(Some records)
──────────

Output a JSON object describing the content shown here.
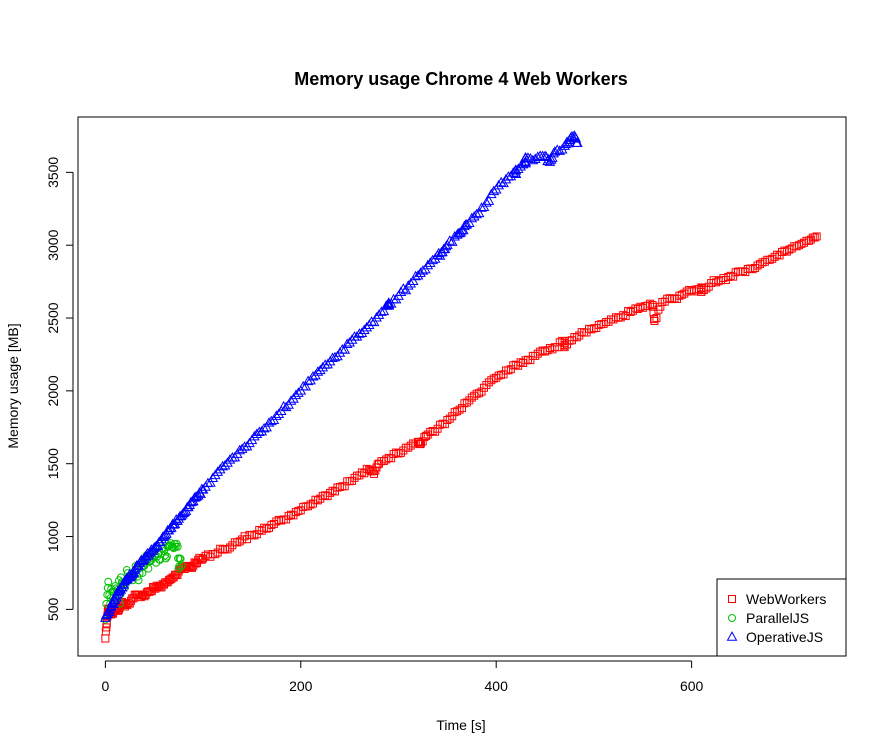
{
  "chart_data": {
    "type": "scatter",
    "title": "Memory usage Chrome 4 Web Workers",
    "xlabel": "Time [s]",
    "ylabel": "Memory usage [MB]",
    "xlim": [
      -28,
      758
    ],
    "ylim": [
      180,
      3880
    ],
    "x_ticks": [
      0,
      200,
      400,
      600
    ],
    "y_ticks": [
      500,
      1000,
      1500,
      2000,
      2500,
      3000,
      3500
    ],
    "grid": false,
    "legend_position": "bottom-right",
    "series": [
      {
        "name": "WebWorkers",
        "marker": "square",
        "color": "#ff0000",
        "x_range": [
          0,
          728
        ],
        "points": [
          [
            0,
            300
          ],
          [
            2,
            450
          ],
          [
            3,
            505
          ],
          [
            5,
            480
          ],
          [
            7,
            470
          ],
          [
            10,
            500
          ],
          [
            13,
            490
          ],
          [
            16,
            545
          ],
          [
            20,
            520
          ],
          [
            25,
            540
          ],
          [
            30,
            600
          ],
          [
            35,
            600
          ],
          [
            40,
            590
          ],
          [
            45,
            620
          ],
          [
            50,
            650
          ],
          [
            55,
            660
          ],
          [
            60,
            670
          ],
          [
            65,
            700
          ],
          [
            70,
            720
          ],
          [
            75,
            760
          ],
          [
            80,
            780
          ],
          [
            85,
            790
          ],
          [
            90,
            800
          ],
          [
            95,
            840
          ],
          [
            100,
            850
          ],
          [
            110,
            880
          ],
          [
            120,
            910
          ],
          [
            130,
            940
          ],
          [
            140,
            980
          ],
          [
            150,
            1010
          ],
          [
            160,
            1040
          ],
          [
            170,
            1080
          ],
          [
            180,
            1110
          ],
          [
            190,
            1150
          ],
          [
            200,
            1180
          ],
          [
            210,
            1220
          ],
          [
            220,
            1260
          ],
          [
            230,
            1300
          ],
          [
            240,
            1340
          ],
          [
            250,
            1380
          ],
          [
            260,
            1420
          ],
          [
            270,
            1460
          ],
          [
            280,
            1500
          ],
          [
            290,
            1540
          ],
          [
            300,
            1570
          ],
          [
            310,
            1610
          ],
          [
            320,
            1650
          ],
          [
            330,
            1700
          ],
          [
            340,
            1740
          ],
          [
            350,
            1800
          ],
          [
            360,
            1860
          ],
          [
            370,
            1920
          ],
          [
            380,
            1980
          ],
          [
            390,
            2040
          ],
          [
            400,
            2090
          ],
          [
            410,
            2140
          ],
          [
            420,
            2180
          ],
          [
            430,
            2210
          ],
          [
            440,
            2240
          ],
          [
            450,
            2270
          ],
          [
            460,
            2300
          ],
          [
            470,
            2340
          ],
          [
            480,
            2370
          ],
          [
            490,
            2400
          ],
          [
            500,
            2430
          ],
          [
            510,
            2460
          ],
          [
            520,
            2490
          ],
          [
            530,
            2520
          ],
          [
            540,
            2550
          ],
          [
            550,
            2570
          ],
          [
            560,
            2590
          ],
          [
            570,
            2610
          ],
          [
            580,
            2630
          ],
          [
            590,
            2660
          ],
          [
            600,
            2690
          ],
          [
            610,
            2710
          ],
          [
            620,
            2740
          ],
          [
            630,
            2760
          ],
          [
            640,
            2790
          ],
          [
            650,
            2820
          ],
          [
            660,
            2840
          ],
          [
            670,
            2870
          ],
          [
            680,
            2900
          ],
          [
            690,
            2930
          ],
          [
            700,
            2970
          ],
          [
            710,
            3000
          ],
          [
            720,
            3030
          ],
          [
            728,
            3060
          ],
          [
            562,
            2480
          ],
          [
            610,
            2680
          ],
          [
            470,
            2300
          ],
          [
            275,
            1430
          ],
          [
            323,
            1640
          ]
        ]
      },
      {
        "name": "ParallelJS",
        "marker": "circle",
        "color": "#00c000",
        "x_range": [
          0,
          78
        ],
        "points": [
          [
            0,
            430
          ],
          [
            2,
            600
          ],
          [
            3,
            690
          ],
          [
            5,
            540
          ],
          [
            6,
            640
          ],
          [
            8,
            580
          ],
          [
            10,
            660
          ],
          [
            12,
            620
          ],
          [
            14,
            700
          ],
          [
            15,
            540
          ],
          [
            16,
            720
          ],
          [
            18,
            680
          ],
          [
            20,
            650
          ],
          [
            22,
            770
          ],
          [
            24,
            720
          ],
          [
            26,
            740
          ],
          [
            28,
            700
          ],
          [
            30,
            760
          ],
          [
            32,
            780
          ],
          [
            34,
            700
          ],
          [
            36,
            820
          ],
          [
            38,
            750
          ],
          [
            40,
            800
          ],
          [
            42,
            870
          ],
          [
            44,
            780
          ],
          [
            46,
            830
          ],
          [
            48,
            850
          ],
          [
            50,
            900
          ],
          [
            52,
            820
          ],
          [
            54,
            880
          ],
          [
            56,
            840
          ],
          [
            58,
            920
          ],
          [
            60,
            900
          ],
          [
            62,
            850
          ],
          [
            64,
            930
          ],
          [
            66,
            940
          ],
          [
            68,
            930
          ],
          [
            70,
            920
          ],
          [
            72,
            930
          ],
          [
            74,
            930
          ],
          [
            76,
            850
          ],
          [
            78,
            800
          ],
          [
            75,
            780
          ]
        ]
      },
      {
        "name": "OperativeJS",
        "marker": "triangle",
        "color": "#0000ff",
        "x_range": [
          0,
          483
        ],
        "points": [
          [
            0,
            440
          ],
          [
            3,
            480
          ],
          [
            6,
            520
          ],
          [
            9,
            560
          ],
          [
            12,
            600
          ],
          [
            15,
            640
          ],
          [
            18,
            670
          ],
          [
            21,
            700
          ],
          [
            24,
            720
          ],
          [
            27,
            740
          ],
          [
            30,
            770
          ],
          [
            34,
            800
          ],
          [
            38,
            830
          ],
          [
            42,
            860
          ],
          [
            46,
            890
          ],
          [
            50,
            920
          ],
          [
            55,
            960
          ],
          [
            60,
            1000
          ],
          [
            65,
            1040
          ],
          [
            70,
            1080
          ],
          [
            75,
            1120
          ],
          [
            80,
            1160
          ],
          [
            85,
            1200
          ],
          [
            90,
            1240
          ],
          [
            95,
            1280
          ],
          [
            100,
            1320
          ],
          [
            110,
            1400
          ],
          [
            120,
            1480
          ],
          [
            130,
            1540
          ],
          [
            140,
            1600
          ],
          [
            150,
            1660
          ],
          [
            160,
            1720
          ],
          [
            170,
            1790
          ],
          [
            180,
            1860
          ],
          [
            190,
            1930
          ],
          [
            200,
            2000
          ],
          [
            210,
            2070
          ],
          [
            220,
            2140
          ],
          [
            230,
            2200
          ],
          [
            240,
            2260
          ],
          [
            250,
            2330
          ],
          [
            260,
            2390
          ],
          [
            270,
            2450
          ],
          [
            280,
            2520
          ],
          [
            290,
            2590
          ],
          [
            300,
            2650
          ],
          [
            310,
            2720
          ],
          [
            320,
            2790
          ],
          [
            330,
            2860
          ],
          [
            340,
            2930
          ],
          [
            350,
            3000
          ],
          [
            360,
            3070
          ],
          [
            370,
            3140
          ],
          [
            380,
            3210
          ],
          [
            390,
            3290
          ],
          [
            400,
            3380
          ],
          [
            410,
            3450
          ],
          [
            420,
            3510
          ],
          [
            430,
            3560
          ],
          [
            440,
            3590
          ],
          [
            450,
            3610
          ],
          [
            460,
            3640
          ],
          [
            470,
            3680
          ],
          [
            475,
            3720
          ],
          [
            480,
            3750
          ],
          [
            483,
            3700
          ],
          [
            455,
            3570
          ],
          [
            430,
            3600
          ],
          [
            345,
            2950
          ],
          [
            365,
            3100
          ],
          [
            420,
            3490
          ],
          [
            290,
            2590
          ]
        ]
      }
    ]
  }
}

──────────

[Exercise instructions]: Select every line where the word "usage" occurs.

[The result]:
    "title": "Memory usage Chrome 4 Web Workers",
    "ylabel": "Memory usage [MB]",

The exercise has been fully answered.